■ What the task asks
When a line in the material contains the word "oligomycin", copy it.

═══

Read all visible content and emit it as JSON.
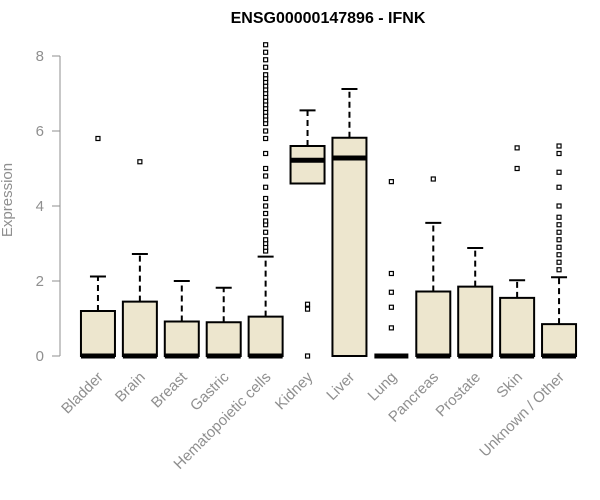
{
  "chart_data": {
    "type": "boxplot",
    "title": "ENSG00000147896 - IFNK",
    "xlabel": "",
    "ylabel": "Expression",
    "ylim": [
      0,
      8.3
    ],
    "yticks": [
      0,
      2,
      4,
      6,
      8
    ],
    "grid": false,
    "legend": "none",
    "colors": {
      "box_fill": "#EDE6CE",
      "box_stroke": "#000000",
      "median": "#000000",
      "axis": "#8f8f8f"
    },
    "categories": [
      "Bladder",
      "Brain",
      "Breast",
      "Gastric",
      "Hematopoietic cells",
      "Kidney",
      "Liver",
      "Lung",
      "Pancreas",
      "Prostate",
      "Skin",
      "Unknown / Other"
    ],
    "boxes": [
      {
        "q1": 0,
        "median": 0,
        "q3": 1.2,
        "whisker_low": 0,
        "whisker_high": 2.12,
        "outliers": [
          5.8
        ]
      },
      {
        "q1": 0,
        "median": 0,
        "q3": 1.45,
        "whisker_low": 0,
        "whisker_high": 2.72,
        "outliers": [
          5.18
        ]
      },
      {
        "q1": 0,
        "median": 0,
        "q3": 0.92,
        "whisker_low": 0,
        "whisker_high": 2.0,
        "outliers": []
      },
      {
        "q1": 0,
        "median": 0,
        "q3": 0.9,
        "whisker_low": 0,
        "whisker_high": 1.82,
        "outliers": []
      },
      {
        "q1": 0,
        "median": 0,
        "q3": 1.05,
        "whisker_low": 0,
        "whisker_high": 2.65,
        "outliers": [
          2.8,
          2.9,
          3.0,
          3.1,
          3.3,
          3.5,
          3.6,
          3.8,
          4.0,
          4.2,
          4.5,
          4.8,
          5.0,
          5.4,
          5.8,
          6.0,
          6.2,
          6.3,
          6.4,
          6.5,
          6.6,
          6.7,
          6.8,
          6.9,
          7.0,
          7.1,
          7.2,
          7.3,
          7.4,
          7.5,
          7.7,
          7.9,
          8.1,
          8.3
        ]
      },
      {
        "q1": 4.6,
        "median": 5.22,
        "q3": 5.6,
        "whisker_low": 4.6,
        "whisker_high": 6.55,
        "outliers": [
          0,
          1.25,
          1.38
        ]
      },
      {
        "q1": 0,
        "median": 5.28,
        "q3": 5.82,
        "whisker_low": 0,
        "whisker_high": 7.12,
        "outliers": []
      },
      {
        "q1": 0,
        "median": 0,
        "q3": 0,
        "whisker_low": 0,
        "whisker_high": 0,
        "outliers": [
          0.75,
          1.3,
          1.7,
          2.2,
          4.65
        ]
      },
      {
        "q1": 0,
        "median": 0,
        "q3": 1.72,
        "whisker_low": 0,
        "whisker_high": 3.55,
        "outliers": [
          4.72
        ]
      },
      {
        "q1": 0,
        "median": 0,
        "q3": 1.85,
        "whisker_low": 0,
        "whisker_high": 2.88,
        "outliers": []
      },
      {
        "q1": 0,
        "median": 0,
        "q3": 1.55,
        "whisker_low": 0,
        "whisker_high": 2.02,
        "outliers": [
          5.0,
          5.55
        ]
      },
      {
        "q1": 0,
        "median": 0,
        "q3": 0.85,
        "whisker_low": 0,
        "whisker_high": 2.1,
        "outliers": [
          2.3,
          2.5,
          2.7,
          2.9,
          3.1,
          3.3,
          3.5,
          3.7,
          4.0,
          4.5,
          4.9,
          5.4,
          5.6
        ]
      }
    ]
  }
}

═══

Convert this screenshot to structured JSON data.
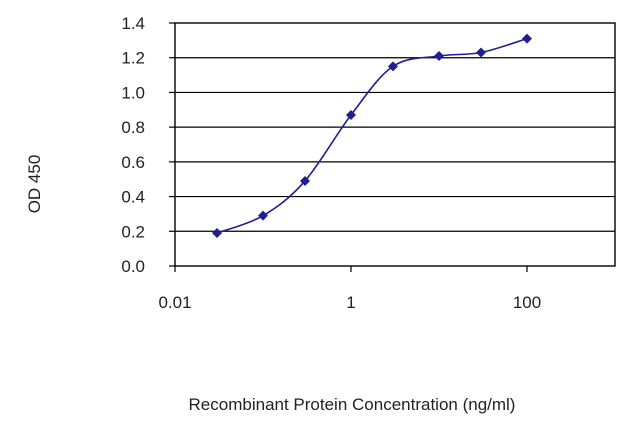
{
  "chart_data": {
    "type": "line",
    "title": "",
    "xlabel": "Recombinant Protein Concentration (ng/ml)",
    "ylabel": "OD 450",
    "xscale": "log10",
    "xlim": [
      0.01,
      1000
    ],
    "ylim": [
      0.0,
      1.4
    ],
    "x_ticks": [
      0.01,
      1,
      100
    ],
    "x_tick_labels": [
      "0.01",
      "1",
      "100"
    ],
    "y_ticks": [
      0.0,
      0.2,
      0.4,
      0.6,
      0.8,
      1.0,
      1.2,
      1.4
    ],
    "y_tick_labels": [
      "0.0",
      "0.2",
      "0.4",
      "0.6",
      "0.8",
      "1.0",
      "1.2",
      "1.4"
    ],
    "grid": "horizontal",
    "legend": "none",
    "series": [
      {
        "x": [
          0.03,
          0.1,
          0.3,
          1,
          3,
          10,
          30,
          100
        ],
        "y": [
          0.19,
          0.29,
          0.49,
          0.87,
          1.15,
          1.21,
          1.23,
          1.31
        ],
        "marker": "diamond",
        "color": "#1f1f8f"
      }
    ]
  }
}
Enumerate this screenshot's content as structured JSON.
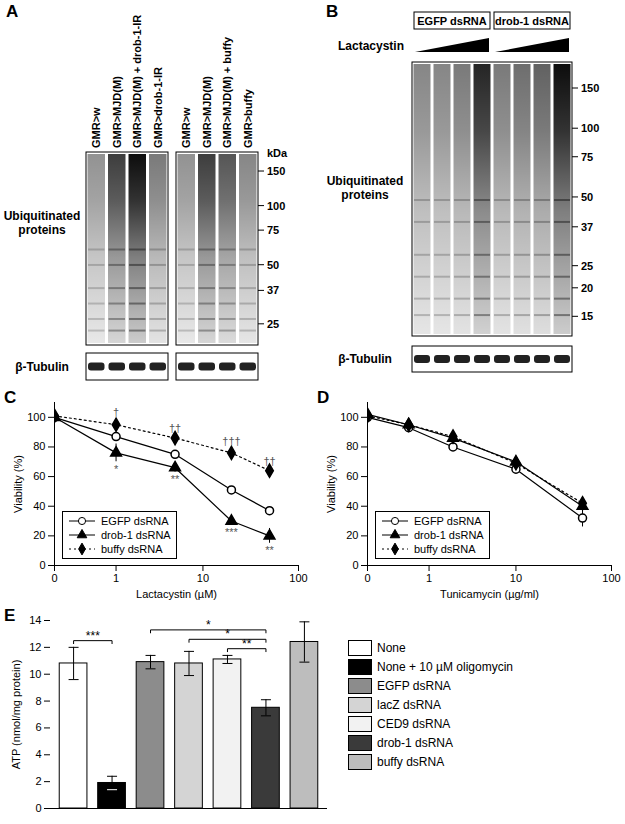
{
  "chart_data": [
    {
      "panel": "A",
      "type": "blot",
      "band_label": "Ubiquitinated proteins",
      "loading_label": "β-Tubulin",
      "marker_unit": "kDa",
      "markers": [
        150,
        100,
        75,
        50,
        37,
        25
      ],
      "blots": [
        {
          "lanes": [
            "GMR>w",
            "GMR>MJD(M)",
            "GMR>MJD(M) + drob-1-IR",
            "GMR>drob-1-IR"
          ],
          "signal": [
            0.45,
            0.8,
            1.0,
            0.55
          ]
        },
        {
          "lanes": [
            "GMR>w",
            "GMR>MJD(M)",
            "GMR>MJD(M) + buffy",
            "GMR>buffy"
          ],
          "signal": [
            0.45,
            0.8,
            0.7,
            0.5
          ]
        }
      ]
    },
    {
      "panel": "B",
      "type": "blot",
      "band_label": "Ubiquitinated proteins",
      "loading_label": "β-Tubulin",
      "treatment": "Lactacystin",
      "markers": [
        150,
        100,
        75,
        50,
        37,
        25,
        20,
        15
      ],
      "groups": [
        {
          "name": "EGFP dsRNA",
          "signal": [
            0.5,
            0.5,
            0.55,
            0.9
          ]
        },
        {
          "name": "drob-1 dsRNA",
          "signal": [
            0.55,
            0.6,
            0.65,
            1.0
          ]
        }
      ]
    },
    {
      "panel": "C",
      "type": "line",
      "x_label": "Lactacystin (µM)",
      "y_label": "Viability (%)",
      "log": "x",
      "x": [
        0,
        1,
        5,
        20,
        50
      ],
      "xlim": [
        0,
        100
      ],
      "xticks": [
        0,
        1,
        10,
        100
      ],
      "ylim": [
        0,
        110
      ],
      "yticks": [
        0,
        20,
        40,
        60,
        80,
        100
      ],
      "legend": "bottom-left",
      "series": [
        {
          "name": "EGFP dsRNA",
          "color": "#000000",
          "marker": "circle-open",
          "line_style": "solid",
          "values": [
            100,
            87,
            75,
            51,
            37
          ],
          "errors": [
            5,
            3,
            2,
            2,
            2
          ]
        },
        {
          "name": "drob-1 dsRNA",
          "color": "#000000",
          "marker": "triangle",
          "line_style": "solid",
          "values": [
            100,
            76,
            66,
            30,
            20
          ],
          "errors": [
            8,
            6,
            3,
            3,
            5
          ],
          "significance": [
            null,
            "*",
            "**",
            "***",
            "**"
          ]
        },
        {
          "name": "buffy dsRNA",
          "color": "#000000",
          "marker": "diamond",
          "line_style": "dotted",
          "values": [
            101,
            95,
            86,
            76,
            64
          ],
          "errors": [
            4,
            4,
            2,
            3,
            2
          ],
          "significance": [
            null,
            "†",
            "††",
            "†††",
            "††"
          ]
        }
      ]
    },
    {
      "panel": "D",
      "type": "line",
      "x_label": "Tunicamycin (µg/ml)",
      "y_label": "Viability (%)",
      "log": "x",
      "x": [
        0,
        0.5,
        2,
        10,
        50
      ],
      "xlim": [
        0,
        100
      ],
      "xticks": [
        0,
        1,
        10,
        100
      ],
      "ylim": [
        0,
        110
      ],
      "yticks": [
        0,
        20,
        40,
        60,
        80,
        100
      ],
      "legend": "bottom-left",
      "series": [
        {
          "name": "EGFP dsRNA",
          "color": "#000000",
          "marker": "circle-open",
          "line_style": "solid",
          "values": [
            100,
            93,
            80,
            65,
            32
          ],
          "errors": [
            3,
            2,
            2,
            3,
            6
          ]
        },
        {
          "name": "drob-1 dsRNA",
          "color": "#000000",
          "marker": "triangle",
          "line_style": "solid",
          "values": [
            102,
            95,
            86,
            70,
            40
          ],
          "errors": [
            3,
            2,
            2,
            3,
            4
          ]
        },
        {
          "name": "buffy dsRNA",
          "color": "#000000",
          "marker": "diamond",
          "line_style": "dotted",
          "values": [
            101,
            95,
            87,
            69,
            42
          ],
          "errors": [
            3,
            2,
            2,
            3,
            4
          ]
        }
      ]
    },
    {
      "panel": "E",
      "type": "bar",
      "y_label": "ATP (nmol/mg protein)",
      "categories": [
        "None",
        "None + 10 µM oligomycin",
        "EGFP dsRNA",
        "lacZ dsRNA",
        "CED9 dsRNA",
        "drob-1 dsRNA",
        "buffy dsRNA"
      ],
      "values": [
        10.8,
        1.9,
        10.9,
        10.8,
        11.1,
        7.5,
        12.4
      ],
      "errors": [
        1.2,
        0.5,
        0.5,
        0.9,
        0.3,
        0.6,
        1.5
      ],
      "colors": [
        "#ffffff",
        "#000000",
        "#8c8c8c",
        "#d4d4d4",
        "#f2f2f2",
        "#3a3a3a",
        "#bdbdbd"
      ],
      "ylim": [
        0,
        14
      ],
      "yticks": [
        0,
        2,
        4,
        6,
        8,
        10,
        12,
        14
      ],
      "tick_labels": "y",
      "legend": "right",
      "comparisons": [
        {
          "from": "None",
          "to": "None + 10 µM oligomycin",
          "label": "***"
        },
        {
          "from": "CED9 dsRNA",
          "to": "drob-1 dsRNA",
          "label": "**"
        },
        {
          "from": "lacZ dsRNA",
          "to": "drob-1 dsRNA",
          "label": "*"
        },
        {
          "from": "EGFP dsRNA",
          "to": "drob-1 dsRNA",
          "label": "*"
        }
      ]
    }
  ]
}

═══

■ Response box
        "None + 10 µM oligomycin",
          "to": "None + 10 µM oligomycin",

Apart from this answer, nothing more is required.